Where a line of the listing below includes the word "border", reproduce that line.

Dataset rows
++++++++++
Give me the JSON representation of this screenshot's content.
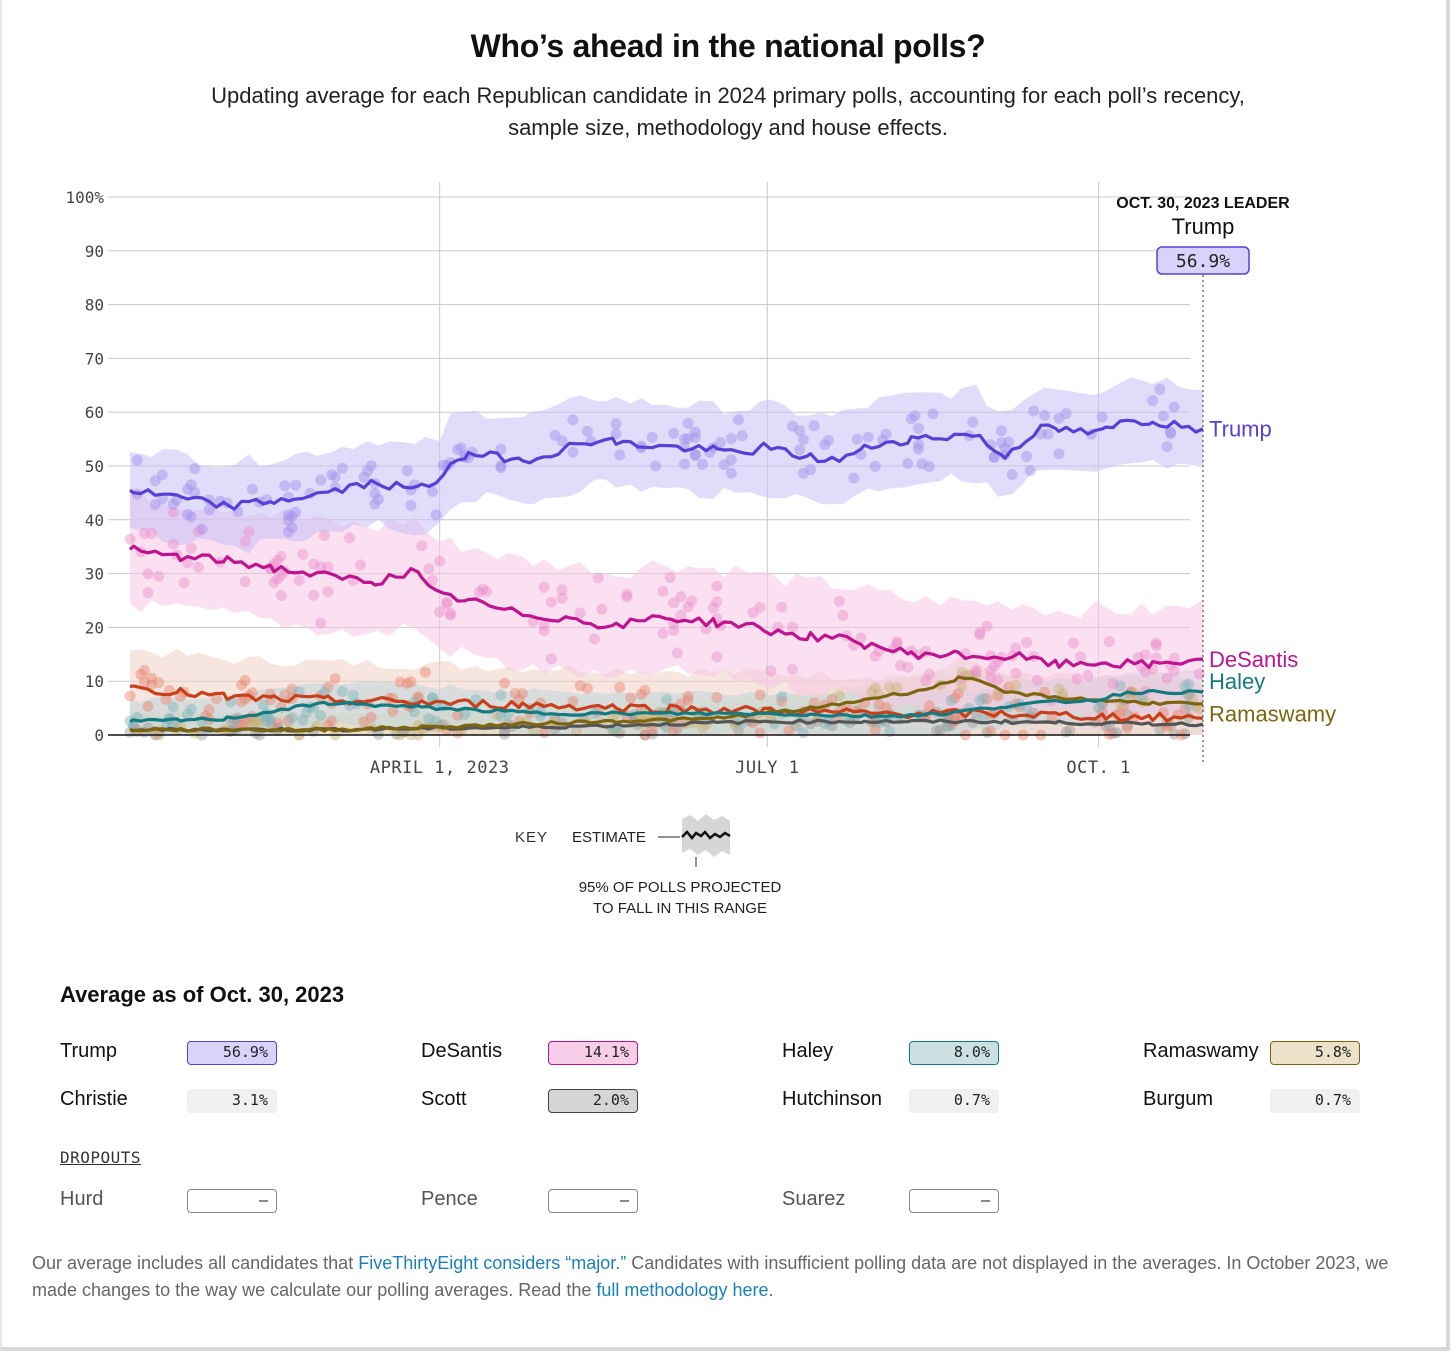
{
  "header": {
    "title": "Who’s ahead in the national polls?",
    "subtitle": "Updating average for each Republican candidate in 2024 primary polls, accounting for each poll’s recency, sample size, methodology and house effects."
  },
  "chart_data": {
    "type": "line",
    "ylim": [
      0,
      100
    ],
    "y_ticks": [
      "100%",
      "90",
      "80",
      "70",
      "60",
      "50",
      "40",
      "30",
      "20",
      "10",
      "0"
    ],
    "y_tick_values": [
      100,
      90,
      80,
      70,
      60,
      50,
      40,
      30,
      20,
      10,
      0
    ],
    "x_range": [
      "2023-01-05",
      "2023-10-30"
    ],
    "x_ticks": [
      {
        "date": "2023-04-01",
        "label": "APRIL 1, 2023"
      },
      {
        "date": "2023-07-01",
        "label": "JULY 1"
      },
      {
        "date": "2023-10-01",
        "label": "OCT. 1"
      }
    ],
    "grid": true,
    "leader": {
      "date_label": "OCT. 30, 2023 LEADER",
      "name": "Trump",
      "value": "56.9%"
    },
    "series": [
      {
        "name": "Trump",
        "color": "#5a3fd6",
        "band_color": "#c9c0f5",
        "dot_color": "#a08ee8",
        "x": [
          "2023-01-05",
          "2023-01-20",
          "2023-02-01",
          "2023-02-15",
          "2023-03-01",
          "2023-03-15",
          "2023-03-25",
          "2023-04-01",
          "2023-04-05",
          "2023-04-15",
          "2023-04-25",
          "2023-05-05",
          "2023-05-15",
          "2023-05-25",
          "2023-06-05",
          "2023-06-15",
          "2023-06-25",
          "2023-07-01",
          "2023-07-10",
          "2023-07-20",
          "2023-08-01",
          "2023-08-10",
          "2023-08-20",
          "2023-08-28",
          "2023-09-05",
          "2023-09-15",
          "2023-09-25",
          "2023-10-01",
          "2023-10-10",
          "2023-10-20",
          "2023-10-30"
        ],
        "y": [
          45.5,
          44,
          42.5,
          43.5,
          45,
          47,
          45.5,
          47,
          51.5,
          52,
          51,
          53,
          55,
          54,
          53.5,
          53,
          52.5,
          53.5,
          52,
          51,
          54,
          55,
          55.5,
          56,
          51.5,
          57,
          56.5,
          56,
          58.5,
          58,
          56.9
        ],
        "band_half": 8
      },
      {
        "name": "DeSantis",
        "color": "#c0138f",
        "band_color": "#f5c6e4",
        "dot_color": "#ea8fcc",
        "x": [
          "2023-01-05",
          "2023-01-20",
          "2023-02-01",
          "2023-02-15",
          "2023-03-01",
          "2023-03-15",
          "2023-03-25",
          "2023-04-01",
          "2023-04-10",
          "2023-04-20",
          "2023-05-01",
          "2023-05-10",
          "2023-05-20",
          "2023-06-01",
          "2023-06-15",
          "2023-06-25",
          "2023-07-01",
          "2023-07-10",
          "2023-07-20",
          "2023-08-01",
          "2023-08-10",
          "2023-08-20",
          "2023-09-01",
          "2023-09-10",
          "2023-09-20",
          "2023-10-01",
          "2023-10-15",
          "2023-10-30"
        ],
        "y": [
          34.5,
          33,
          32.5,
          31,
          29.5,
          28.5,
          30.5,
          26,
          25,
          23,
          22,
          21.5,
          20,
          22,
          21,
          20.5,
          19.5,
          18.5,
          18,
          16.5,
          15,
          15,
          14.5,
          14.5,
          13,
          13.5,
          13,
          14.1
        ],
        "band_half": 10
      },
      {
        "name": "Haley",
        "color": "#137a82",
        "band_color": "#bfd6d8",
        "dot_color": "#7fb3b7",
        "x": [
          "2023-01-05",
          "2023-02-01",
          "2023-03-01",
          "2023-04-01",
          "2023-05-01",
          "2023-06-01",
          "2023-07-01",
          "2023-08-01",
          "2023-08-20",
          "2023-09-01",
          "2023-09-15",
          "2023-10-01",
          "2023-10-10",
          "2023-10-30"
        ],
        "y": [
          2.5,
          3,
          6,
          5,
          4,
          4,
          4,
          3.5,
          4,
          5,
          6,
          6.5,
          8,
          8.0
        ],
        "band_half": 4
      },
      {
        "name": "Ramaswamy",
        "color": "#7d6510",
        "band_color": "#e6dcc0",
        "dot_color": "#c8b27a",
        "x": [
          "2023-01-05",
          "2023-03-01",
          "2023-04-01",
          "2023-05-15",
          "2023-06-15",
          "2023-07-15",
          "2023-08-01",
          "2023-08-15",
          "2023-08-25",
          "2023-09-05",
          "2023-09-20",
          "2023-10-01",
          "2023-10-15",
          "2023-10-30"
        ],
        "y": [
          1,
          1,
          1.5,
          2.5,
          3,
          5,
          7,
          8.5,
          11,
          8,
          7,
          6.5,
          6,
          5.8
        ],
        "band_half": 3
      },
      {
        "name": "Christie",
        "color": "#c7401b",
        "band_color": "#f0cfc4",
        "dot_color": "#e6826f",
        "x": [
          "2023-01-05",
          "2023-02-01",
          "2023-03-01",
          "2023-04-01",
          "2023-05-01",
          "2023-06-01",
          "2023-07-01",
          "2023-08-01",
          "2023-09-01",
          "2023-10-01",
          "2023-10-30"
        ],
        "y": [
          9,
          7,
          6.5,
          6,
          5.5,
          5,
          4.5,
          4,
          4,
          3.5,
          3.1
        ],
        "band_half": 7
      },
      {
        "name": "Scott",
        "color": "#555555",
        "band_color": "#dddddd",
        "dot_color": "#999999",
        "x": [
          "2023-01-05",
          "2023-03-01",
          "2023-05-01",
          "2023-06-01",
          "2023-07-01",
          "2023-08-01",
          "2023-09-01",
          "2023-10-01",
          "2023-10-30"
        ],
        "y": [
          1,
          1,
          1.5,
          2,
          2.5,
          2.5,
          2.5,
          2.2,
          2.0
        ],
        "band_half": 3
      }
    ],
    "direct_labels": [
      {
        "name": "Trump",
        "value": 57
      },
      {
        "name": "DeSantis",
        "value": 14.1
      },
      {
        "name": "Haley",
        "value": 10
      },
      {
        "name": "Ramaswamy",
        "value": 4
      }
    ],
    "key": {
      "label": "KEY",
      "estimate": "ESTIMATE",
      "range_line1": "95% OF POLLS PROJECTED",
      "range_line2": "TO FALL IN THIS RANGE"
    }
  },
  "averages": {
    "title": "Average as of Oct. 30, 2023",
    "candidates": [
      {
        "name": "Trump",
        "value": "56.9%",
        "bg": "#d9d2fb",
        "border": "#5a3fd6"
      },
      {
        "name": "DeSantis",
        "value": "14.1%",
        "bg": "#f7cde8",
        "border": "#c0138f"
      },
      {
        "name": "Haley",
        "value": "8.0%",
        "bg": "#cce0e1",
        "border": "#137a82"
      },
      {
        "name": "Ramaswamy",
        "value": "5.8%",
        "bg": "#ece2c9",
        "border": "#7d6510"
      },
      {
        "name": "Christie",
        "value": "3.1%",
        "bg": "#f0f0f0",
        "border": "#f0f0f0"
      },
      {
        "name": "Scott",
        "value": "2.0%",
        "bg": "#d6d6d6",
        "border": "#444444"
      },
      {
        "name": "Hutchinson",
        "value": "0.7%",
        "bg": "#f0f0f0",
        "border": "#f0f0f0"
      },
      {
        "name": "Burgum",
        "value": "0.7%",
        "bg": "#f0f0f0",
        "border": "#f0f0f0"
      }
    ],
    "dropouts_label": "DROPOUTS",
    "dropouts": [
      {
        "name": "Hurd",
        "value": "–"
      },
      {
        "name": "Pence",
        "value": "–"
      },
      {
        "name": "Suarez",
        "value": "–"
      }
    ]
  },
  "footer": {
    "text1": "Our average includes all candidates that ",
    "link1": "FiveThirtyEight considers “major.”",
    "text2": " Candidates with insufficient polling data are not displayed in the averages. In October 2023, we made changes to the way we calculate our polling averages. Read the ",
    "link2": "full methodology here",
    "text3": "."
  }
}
++++++++++
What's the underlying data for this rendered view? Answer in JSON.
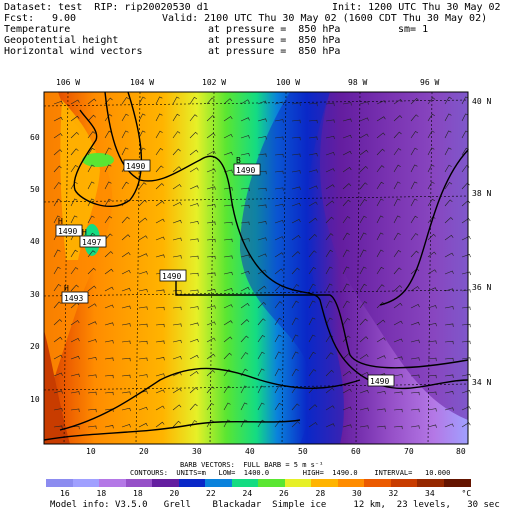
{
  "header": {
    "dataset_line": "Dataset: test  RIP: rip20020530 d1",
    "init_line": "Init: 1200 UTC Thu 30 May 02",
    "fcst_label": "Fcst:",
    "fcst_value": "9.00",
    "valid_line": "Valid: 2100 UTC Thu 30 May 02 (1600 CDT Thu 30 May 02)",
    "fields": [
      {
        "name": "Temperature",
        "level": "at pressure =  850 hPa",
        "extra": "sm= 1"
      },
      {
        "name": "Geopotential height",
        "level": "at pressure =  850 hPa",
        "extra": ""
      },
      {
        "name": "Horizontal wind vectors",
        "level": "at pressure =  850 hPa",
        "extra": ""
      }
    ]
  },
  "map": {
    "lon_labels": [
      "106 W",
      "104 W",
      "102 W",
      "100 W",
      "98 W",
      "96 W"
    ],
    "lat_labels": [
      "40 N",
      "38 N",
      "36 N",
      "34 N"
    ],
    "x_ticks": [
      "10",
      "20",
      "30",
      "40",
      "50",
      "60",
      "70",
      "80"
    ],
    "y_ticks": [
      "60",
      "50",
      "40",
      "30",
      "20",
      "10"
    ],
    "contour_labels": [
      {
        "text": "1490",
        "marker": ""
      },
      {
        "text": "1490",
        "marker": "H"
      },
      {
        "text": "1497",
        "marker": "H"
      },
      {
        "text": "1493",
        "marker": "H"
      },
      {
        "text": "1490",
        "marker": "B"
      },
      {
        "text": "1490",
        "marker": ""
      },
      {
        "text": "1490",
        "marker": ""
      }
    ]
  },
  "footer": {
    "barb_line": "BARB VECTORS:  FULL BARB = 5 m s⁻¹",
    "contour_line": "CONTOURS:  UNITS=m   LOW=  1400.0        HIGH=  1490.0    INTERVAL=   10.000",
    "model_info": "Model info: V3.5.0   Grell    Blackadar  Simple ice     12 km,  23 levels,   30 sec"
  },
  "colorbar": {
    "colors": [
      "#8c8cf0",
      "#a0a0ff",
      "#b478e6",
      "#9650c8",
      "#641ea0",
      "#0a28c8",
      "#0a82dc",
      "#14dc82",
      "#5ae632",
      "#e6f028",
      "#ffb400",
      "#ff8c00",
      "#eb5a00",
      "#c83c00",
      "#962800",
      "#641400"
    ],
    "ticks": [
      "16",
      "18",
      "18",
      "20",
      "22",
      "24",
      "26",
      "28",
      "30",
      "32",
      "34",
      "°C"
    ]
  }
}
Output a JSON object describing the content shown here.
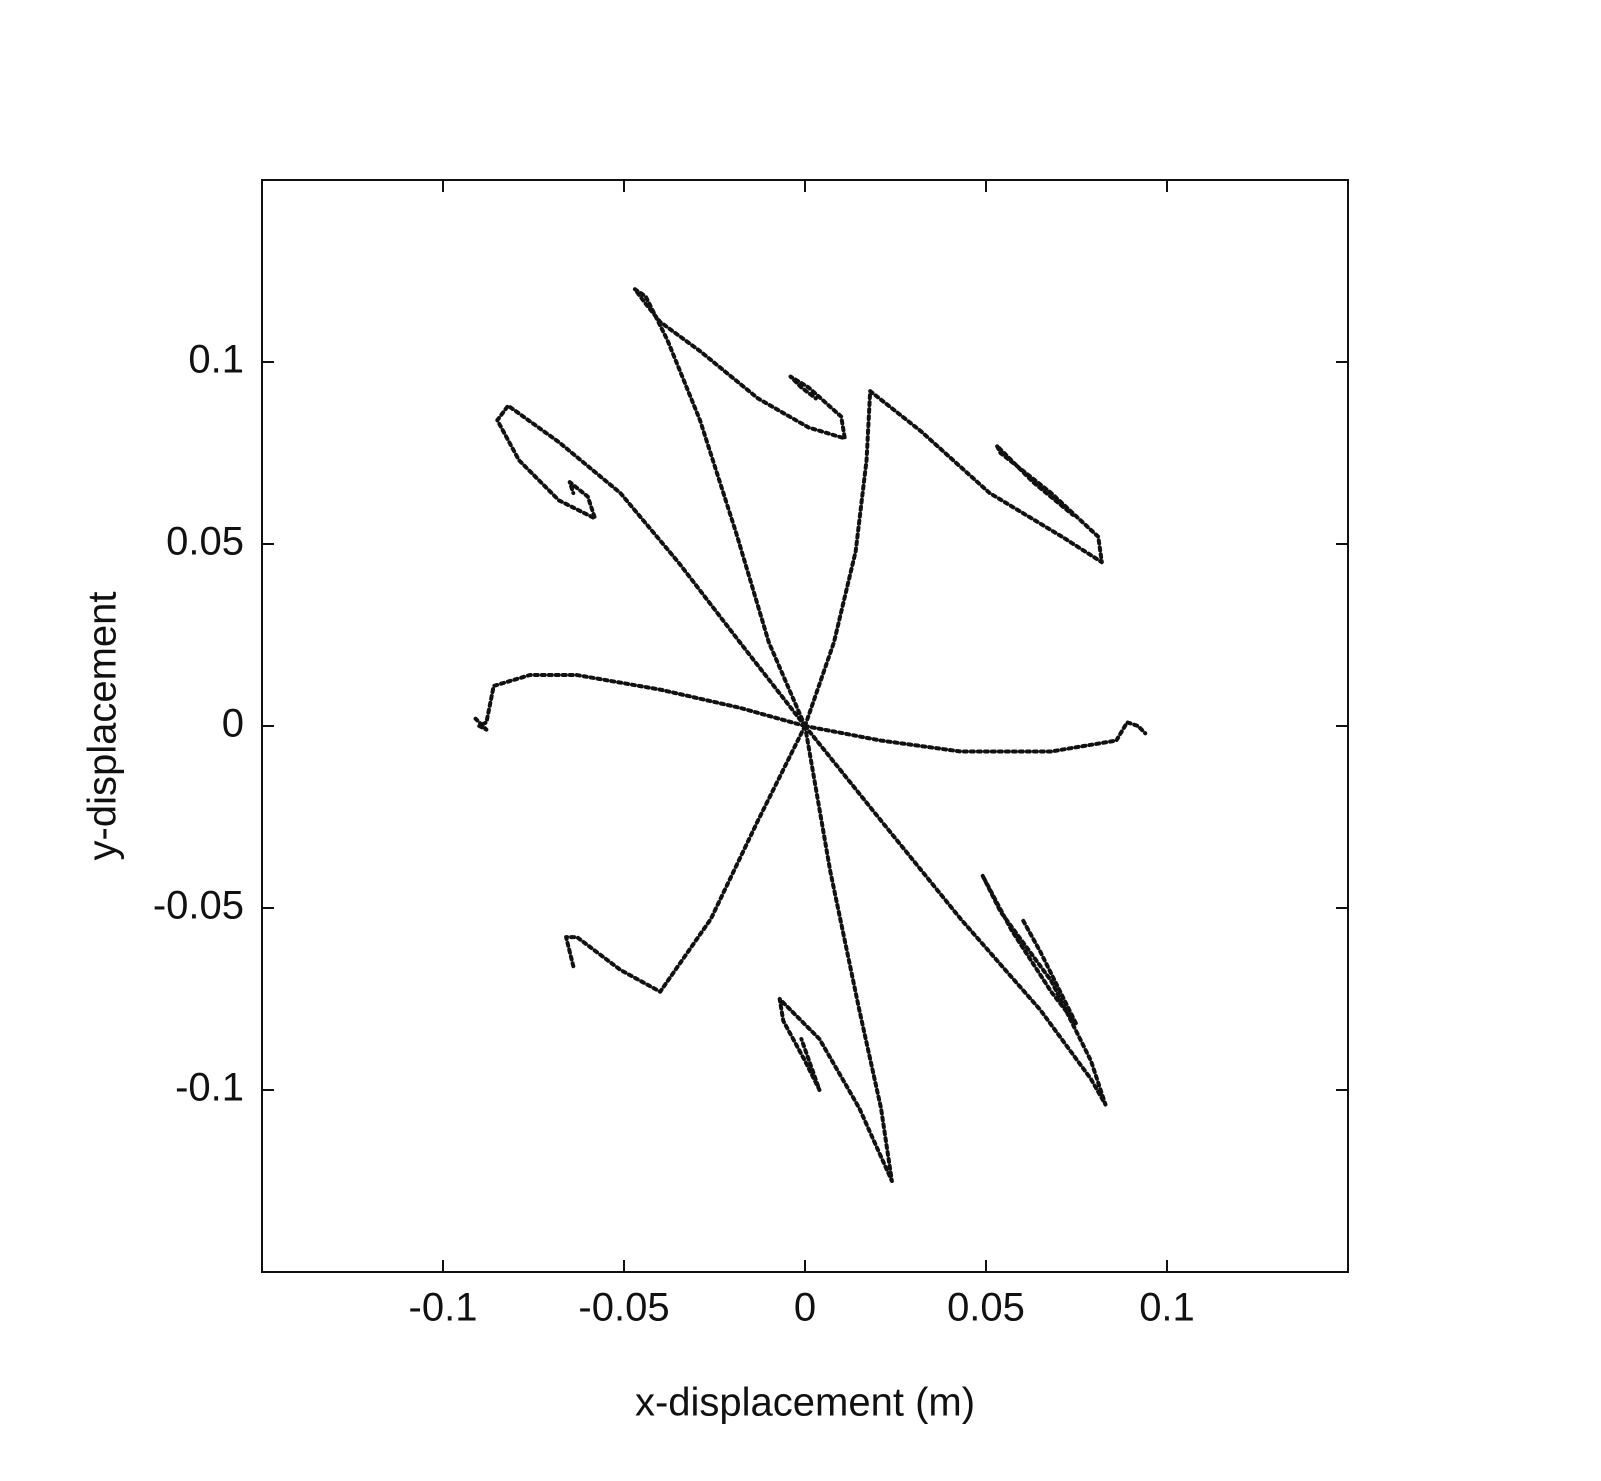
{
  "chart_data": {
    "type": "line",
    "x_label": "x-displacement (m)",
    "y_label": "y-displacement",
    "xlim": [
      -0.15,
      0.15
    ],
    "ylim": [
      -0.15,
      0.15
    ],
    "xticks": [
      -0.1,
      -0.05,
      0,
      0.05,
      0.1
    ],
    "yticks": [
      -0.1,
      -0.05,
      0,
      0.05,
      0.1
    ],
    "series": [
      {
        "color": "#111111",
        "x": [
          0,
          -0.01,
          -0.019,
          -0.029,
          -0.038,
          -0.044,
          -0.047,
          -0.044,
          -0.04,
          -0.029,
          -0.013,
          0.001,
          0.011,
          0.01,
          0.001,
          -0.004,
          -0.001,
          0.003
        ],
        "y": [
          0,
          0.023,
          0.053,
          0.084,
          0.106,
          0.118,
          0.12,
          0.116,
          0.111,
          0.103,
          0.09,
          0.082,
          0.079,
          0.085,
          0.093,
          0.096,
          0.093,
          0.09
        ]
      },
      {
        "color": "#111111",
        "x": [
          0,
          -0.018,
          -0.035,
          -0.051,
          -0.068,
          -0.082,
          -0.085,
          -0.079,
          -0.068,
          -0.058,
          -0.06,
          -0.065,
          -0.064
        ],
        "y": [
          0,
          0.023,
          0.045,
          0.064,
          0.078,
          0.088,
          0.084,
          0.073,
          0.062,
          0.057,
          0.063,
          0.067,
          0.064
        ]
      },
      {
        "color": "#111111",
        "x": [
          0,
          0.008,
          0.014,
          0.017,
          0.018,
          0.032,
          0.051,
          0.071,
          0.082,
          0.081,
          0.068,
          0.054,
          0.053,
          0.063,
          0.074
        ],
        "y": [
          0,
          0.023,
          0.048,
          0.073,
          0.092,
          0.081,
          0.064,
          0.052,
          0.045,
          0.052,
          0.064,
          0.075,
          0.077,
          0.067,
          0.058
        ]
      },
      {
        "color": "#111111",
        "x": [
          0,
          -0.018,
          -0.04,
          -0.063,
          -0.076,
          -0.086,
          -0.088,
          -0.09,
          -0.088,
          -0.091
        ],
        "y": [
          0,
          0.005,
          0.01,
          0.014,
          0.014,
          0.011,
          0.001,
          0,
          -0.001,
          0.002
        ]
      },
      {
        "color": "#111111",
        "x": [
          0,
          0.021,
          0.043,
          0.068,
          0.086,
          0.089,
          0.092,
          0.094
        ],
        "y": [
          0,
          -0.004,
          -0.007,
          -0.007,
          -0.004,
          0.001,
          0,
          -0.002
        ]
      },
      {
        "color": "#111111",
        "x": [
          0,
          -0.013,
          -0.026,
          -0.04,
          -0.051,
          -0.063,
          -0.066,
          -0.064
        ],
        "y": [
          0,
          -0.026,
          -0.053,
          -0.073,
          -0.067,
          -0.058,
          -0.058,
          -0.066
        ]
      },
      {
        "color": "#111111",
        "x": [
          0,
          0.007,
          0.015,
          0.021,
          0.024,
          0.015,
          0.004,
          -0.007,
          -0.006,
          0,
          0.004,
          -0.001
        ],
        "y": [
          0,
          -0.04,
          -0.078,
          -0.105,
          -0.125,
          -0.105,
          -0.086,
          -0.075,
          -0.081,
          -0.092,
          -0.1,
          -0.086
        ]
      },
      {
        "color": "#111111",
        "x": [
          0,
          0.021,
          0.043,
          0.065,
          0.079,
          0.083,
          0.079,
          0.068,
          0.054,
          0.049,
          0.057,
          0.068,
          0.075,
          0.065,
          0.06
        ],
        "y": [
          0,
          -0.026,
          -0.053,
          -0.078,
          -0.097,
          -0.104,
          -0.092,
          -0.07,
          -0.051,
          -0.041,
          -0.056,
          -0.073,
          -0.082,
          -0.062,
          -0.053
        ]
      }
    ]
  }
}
++++++++++
### EXPECTED ANSWER:
        "border": "#5a3fd6"
        "border": "#c0138f"
        "border": "#137a82"
        "border": "#7d6510"
        "border": "#f0f0f0"
        "border": "#444444"
        "border": "#f0f0f0"
        "border": "#f0f0f0"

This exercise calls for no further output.